[Stored data]
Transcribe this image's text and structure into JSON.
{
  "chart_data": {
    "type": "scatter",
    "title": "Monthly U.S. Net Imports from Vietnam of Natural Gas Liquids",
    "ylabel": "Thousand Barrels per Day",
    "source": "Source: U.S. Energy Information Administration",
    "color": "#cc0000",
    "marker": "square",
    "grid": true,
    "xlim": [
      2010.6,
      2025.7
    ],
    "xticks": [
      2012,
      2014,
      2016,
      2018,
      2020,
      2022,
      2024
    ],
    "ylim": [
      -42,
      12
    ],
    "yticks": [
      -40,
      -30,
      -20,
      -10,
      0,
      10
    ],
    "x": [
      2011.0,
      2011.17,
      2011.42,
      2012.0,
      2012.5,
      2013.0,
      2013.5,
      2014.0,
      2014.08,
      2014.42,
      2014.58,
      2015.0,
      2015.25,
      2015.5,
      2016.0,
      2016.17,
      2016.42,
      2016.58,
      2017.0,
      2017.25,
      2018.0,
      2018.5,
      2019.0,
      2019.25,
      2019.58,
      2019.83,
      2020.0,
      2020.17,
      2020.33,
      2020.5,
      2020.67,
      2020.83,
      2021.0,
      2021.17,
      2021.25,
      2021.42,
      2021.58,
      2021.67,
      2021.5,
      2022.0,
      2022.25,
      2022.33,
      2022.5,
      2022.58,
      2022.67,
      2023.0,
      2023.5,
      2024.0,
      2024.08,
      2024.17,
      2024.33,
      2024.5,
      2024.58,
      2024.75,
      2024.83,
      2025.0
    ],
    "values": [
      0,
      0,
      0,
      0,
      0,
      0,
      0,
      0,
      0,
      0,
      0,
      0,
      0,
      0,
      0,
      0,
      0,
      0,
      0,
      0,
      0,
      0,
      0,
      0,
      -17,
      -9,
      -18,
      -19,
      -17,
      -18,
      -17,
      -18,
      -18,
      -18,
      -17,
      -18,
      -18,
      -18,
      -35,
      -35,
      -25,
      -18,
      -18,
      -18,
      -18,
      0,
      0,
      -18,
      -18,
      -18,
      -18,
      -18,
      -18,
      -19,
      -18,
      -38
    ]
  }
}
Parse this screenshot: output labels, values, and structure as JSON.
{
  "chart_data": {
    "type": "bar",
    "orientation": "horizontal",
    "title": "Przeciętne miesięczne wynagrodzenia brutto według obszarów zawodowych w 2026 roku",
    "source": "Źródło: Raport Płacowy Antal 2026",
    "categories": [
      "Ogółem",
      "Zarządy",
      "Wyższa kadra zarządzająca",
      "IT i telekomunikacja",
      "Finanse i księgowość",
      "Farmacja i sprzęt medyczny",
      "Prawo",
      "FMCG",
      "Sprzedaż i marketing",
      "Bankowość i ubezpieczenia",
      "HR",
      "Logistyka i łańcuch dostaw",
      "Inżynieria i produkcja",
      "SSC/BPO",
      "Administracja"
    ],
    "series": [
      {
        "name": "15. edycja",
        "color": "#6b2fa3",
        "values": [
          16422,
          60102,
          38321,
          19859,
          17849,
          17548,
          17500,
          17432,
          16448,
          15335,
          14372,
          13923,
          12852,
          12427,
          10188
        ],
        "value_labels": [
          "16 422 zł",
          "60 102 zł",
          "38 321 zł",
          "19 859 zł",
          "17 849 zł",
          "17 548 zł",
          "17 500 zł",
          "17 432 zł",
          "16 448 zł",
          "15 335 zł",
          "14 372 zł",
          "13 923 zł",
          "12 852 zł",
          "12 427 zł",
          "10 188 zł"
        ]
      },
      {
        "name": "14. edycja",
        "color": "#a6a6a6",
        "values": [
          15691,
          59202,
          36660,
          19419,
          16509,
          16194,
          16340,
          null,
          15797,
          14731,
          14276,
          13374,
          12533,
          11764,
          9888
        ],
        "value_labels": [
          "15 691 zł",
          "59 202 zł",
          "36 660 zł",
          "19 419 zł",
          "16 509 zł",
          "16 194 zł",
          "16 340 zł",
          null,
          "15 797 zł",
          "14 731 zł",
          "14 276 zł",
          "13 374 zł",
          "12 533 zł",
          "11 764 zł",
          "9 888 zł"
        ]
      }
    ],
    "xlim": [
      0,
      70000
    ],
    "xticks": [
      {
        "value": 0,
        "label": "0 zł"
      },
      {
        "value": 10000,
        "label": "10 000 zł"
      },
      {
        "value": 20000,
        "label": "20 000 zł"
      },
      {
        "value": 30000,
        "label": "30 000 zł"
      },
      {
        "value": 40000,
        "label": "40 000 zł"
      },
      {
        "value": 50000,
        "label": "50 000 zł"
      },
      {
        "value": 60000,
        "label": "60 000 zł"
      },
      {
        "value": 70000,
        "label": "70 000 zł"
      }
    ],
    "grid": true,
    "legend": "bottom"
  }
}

◆ **TO DO**: Reproduce the data shown above exactly.

◆ **RESULT OF THIS EXERCISE**:
Transcribe this image's text and structure into JSON.
{
  "chart_data": {
    "type": "scatter",
    "title": "Monthly U.S. Net Imports from Vietnam of Natural Gas Liquids",
    "ylabel": "Thousand Barrels per Day",
    "source": "Source: U.S. Energy Information Administration",
    "color": "#cc0000",
    "marker": "square",
    "grid": true,
    "xlim": [
      2010.6,
      2025.7
    ],
    "xticks": [
      2012,
      2014,
      2016,
      2018,
      2020,
      2022,
      2024
    ],
    "ylim": [
      -42,
      12
    ],
    "yticks": [
      -40,
      -30,
      -20,
      -10,
      0,
      10
    ],
    "x": [
      2011.0,
      2011.17,
      2011.42,
      2012.0,
      2012.5,
      2013.0,
      2013.5,
      2014.0,
      2014.08,
      2014.42,
      2014.58,
      2015.0,
      2015.25,
      2015.5,
      2016.0,
      2016.17,
      2016.42,
      2016.58,
      2017.0,
      2017.25,
      2018.0,
      2018.5,
      2019.0,
      2019.25,
      2019.58,
      2019.83,
      2020.0,
      2020.17,
      2020.33,
      2020.5,
      2020.67,
      2020.83,
      2021.0,
      2021.17,
      2021.25,
      2021.42,
      2021.58,
      2021.67,
      2021.5,
      2022.0,
      2022.25,
      2022.33,
      2022.5,
      2022.58,
      2022.67,
      2023.0,
      2023.5,
      2024.0,
      2024.08,
      2024.17,
      2024.33,
      2024.5,
      2024.58,
      2024.75,
      2024.83,
      2025.0
    ],
    "values": [
      0,
      0,
      0,
      0,
      0,
      0,
      0,
      0,
      0,
      0,
      0,
      0,
      0,
      0,
      0,
      0,
      0,
      0,
      0,
      0,
      0,
      0,
      0,
      0,
      -17,
      -9,
      -18,
      -19,
      -17,
      -18,
      -17,
      -18,
      -18,
      -18,
      -17,
      -18,
      -18,
      -18,
      -35,
      -35,
      -25,
      -18,
      -18,
      -18,
      -18,
      0,
      0,
      -18,
      -18,
      -18,
      -18,
      -18,
      -18,
      -19,
      -18,
      -38
    ]
  }
}
Parse this screenshot: output labels, values, and structure as JSON.
{
  "chart_data": {
    "type": "bar",
    "orientation": "horizontal",
    "title": "Przeciętne miesięczne wynagrodzenia brutto według obszarów zawodowych w 2026 roku",
    "source": "Źródło: Raport Płacowy Antal 2026",
    "categories": [
      "Ogółem",
      "Zarządy",
      "Wyższa kadra zarządzająca",
      "IT i telekomunikacja",
      "Finanse i księgowość",
      "Farmacja i sprzęt medyczny",
      "Prawo",
      "FMCG",
      "Sprzedaż i marketing",
      "Bankowość i ubezpieczenia",
      "HR",
      "Logistyka i łańcuch dostaw",
      "Inżynieria i produkcja",
      "SSC/BPO",
      "Administracja"
    ],
    "series": [
      {
        "name": "15. edycja",
        "color": "#6b2fa3",
        "values": [
          16422,
          60102,
          38321,
          19859,
          17849,
          17548,
          17500,
          17432,
          16448,
          15335,
          14372,
          13923,
          12852,
          12427,
          10188
        ],
        "value_labels": [
          "16 422 zł",
          "60 102 zł",
          "38 321 zł",
          "19 859 zł",
          "17 849 zł",
          "17 548 zł",
          "17 500 zł",
          "17 432 zł",
          "16 448 zł",
          "15 335 zł",
          "14 372 zł",
          "13 923 zł",
          "12 852 zł",
          "12 427 zł",
          "10 188 zł"
        ]
      },
      {
        "name": "14. edycja",
        "color": "#a6a6a6",
        "values": [
          15691,
          59202,
          36660,
          19419,
          16509,
          16194,
          16340,
          null,
          15797,
          14731,
          14276,
          13374,
          12533,
          11764,
          9888
        ],
        "value_labels": [
          "15 691 zł",
          "59 202 zł",
          "36 660 zł",
          "19 419 zł",
          "16 509 zł",
          "16 194 zł",
          "16 340 zł",
          null,
          "15 797 zł",
          "14 731 zł",
          "14 276 zł",
          "13 374 zł",
          "12 533 zł",
          "11 764 zł",
          "9 888 zł"
        ]
      }
    ],
    "xlim": [
      0,
      70000
    ],
    "xticks": [
      {
        "value": 0,
        "label": "0 zł"
      },
      {
        "value": 10000,
        "label": "10 000 zł"
      },
      {
        "value": 20000,
        "label": "20 000 zł"
      },
      {
        "value": 30000,
        "label": "30 000 zł"
      },
      {
        "value": 40000,
        "label": "40 000 zł"
      },
      {
        "value": 50000,
        "label": "50 000 zł"
      },
      {
        "value": 60000,
        "label": "60 000 zł"
      },
      {
        "value": 70000,
        "label": "70 000 zł"
      }
    ],
    "grid": true,
    "legend": "bottom"
  }
}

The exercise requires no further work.